>> start

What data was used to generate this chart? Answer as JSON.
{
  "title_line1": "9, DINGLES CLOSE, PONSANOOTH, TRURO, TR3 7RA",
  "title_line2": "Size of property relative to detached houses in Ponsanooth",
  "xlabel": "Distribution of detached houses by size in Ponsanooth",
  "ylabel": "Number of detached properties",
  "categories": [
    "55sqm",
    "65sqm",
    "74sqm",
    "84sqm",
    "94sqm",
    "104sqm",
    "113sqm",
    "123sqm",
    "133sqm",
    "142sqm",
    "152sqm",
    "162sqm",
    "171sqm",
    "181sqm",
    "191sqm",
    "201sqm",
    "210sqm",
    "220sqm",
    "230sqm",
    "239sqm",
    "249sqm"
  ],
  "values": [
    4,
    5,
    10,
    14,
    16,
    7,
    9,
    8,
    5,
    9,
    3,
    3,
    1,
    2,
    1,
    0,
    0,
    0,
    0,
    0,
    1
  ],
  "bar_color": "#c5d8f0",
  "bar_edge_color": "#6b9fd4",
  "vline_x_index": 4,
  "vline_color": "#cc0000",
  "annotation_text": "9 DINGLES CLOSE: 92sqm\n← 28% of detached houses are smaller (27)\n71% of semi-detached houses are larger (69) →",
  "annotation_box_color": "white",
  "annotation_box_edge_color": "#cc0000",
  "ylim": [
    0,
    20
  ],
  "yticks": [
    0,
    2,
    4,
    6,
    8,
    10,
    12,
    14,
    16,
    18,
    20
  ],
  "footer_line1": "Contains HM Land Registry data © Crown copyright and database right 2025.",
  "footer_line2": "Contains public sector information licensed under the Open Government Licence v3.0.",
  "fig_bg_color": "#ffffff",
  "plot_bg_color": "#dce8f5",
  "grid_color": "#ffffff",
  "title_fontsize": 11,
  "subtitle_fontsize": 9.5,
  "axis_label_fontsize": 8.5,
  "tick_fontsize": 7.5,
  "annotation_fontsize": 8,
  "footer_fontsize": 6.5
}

>> end

* **The problem**: Which lines contain the word "houses"? Copy each one.

* **Exercise response**:
  "title_line2": "Size of property relative to detached houses in Ponsanooth",
  "xlabel": "Distribution of detached houses by size in Ponsanooth",
  "annotation_text": "9 DINGLES CLOSE: 92sqm\n← 28% of detached houses are smaller (27)\n71% of semi-detached houses are larger (69) →",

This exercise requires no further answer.